═════ AUSGANGSTEXT ═════

Willkommensteam der katholischen Gemeinde in Potsdam

„Jeder Neue wird angesprochen“

Image
Willkommensteam der Potsdamer Pfarrei
Nachweis

Foto: Privat

Caption

Das Potsdamer Willkommensteam kurz nach seiner Gründung im Jahr 2020.

Wer sich dem christlichen Glauben annähern möchte oder an seinem neuen Wohnort Kontakt zur katholischen Gemeinde sucht, findet vielerorts nur schwer Zugang. In Potsdam hilft seit Jahren ein Willkommensteam.

Ungefähr zehn Jahre ist es her, dass Beate Schmidt als neu Zugezogene vor der Kirche St. Peter und Paul in Potsdam stand. Nachdem die Kieferorthopädin ihre Berliner Praxis in gute Hände übergeben hatte und mit ihrem Mann nach Potsdam gezogen war, wollte sie auch in ihrer neuen katholischen Gemeinde Fuß fassen. Doch es dauerte eine ganze Weile, bis sie bei den Alteingesessenen andocken konnte. „Und das nur, weil ich von Natur aus ein kommunikativer Mensch bin und selbst den ersten Schritt gemacht habe.“ Damals hätte sie sich gewünscht, dass es umgekehrt gewesen wäre.

Von zwei Jahren USA inspiriert: „Sowas brauchen wir auch!“ 

Ähnlich ging es Johann Evangelist Hafner. Der aus dem bayerischen Schwabenland stammende Theologe wurde 2004 an die Uni Potsdam berufen. Hafner, genannt „Hans“, ist beruflich viel unterwegs, auch über Europas Grenzen hinaus. 2015 ging er für ein Jahr als Gastforscher in die USA, nach Los Angeles.
Dort besuchte er viele Kirchengemeinden, katholische und evangelische. Was ihm dort begegnete, kannte er aus Deutschland so nicht: „Fast überall wurde ich am Kirchentor freundlich begrüßt: ‚Hallo! Schön, dass Sie da sind! Wie geht es Ihnen?‘ Das empfand ich als sehr angenehm. Man kam schnell ins Gespräch. Kinder erhielten eine kleine Kinderbibel zum Mitnachhausenehmen.“ Wie er erfuhr, handelte sich um sogenannte „Greeters“, Begrüßer, die in Kursen lernen, wie man herzlich, aber nicht zu aufdringlich auf die Gottesdienstbesucher zugeht. Neulingen, wie Hafner einer war, stehen sie als Ansprechpartner zur Verfügung.

═════ GEZEIGTE DATENSÄTZE ═════

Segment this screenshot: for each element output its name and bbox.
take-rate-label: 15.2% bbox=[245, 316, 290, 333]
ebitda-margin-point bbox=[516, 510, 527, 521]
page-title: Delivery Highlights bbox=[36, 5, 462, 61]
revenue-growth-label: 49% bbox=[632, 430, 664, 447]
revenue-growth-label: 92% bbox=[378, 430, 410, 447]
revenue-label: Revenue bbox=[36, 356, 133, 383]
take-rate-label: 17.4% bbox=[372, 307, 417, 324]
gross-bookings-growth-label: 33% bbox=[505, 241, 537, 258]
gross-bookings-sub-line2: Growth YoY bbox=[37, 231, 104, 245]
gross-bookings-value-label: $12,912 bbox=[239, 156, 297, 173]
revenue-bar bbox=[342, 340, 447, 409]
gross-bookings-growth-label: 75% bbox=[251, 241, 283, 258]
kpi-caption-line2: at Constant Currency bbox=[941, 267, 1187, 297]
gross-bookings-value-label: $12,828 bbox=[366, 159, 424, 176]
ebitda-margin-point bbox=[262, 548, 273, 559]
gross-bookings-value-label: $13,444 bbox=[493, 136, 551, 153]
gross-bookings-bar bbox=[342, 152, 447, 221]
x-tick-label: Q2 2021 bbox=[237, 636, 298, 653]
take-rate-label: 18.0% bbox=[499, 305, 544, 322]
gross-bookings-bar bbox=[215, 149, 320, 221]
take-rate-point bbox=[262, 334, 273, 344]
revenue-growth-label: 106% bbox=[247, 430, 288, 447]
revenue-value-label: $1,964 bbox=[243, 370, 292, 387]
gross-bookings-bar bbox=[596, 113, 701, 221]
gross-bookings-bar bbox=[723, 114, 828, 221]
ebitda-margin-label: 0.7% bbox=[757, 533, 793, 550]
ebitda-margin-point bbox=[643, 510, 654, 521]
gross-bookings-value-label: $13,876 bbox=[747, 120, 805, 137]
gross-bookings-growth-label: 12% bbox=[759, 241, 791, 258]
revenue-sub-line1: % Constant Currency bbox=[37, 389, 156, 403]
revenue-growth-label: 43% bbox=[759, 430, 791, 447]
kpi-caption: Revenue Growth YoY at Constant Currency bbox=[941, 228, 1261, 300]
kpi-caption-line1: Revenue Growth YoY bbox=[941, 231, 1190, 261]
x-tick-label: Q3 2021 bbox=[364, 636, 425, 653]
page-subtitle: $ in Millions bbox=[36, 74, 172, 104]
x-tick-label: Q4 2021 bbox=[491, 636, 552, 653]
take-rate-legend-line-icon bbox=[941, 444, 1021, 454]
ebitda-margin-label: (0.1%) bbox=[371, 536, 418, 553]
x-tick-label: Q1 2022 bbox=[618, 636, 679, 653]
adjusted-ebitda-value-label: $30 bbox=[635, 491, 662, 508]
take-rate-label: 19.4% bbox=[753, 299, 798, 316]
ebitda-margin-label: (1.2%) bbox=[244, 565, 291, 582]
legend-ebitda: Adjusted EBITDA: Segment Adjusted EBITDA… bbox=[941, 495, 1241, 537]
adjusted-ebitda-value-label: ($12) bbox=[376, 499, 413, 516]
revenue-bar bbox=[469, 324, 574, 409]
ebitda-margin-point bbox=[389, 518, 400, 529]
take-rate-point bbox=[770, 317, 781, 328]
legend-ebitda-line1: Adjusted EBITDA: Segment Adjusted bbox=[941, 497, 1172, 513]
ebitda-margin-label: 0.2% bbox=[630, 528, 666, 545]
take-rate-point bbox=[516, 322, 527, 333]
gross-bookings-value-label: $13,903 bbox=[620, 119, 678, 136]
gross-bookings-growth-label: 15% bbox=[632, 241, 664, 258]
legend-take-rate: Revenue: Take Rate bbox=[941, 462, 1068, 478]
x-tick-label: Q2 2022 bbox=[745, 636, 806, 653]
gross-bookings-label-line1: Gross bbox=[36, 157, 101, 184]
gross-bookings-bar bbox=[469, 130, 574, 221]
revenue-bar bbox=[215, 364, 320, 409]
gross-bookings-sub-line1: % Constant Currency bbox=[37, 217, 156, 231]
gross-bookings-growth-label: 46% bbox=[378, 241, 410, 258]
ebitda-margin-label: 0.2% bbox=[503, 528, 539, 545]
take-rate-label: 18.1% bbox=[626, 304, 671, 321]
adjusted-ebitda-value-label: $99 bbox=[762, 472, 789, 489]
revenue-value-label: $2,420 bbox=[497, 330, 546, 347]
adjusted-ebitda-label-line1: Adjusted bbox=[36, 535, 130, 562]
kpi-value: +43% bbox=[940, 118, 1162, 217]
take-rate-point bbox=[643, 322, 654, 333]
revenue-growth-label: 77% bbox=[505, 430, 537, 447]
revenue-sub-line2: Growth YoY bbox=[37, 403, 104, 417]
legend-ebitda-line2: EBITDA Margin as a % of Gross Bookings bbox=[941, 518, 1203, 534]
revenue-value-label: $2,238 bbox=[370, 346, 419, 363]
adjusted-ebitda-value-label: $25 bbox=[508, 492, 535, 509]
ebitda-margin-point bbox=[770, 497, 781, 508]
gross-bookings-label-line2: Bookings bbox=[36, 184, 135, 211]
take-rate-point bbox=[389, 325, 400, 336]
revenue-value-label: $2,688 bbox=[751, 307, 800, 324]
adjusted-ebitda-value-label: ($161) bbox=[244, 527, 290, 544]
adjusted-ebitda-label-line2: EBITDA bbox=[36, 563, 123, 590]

═════

AUFGABE —
Stimmen diese Aussagen mit dem Ausgangstext oben überein? Antworte jeweils mit Ja oder Nein und führe die entscheidenden Worte wörtlich an.
1. Johann Evangelist Hafner wurde 2004 an die Uni Potsdam berufen.
2. Hafner war 2015 ein Jahr lang als Gastforscher in New York.
3. Das Potsdamer Willkommensteam wurde im Jahr 2018 gegründet.

ANTWORT —
1. Ja: „wurde 2004 an die Uni Potsdam berufen“
2. Nein: „2015 ging er für ein Jahr als Gastforscher in die USA, nach Los Angeles“
3. Nein: „kurz nach seiner Gründung im Jahr 2020“